THE REQUEST :: Using the listing below, select the lines with the word "cases" and copy them.

EXCERPTED RECORDS ::
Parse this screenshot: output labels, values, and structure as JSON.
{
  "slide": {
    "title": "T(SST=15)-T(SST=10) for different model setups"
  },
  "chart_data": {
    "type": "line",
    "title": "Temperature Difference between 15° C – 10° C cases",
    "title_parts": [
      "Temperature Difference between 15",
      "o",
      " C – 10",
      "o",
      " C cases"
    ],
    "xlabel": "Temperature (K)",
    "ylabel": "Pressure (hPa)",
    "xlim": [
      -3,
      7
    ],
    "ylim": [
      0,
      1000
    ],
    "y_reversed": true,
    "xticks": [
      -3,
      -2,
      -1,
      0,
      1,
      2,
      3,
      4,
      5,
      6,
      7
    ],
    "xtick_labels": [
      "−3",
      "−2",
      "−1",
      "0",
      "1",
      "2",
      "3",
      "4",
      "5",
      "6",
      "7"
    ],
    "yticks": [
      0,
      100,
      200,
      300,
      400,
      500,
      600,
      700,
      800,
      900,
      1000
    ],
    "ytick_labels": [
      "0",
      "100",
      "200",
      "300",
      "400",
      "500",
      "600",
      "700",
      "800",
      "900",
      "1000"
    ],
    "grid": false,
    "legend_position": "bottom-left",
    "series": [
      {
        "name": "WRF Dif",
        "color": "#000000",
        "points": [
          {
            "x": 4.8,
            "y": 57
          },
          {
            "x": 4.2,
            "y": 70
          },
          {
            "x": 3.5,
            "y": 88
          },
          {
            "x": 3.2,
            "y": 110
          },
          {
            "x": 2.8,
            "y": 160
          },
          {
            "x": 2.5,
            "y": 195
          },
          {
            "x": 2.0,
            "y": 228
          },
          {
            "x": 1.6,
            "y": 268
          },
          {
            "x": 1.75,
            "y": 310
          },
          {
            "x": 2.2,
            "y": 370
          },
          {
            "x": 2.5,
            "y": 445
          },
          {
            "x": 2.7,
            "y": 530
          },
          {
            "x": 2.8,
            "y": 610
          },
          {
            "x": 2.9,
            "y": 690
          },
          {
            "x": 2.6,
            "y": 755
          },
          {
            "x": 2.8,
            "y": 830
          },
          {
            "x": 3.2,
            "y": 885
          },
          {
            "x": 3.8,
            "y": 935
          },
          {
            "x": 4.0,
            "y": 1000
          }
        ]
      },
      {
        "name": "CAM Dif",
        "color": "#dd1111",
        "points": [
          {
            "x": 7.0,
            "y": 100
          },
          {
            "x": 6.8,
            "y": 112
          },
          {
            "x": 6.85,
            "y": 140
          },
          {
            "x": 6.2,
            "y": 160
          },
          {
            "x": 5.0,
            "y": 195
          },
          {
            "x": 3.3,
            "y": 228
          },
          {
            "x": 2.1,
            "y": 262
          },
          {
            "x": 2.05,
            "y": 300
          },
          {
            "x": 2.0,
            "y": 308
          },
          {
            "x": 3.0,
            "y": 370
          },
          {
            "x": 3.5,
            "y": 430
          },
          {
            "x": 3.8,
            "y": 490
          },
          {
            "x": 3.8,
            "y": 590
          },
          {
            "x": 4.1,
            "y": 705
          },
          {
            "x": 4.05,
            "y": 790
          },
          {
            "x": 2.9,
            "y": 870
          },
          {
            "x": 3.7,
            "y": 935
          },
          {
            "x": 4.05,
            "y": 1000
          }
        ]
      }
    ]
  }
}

SOLUTION TO THIS PROBLEM ::
    "title": "Temperature Difference between 15° C – 10° C cases",
      " C cases"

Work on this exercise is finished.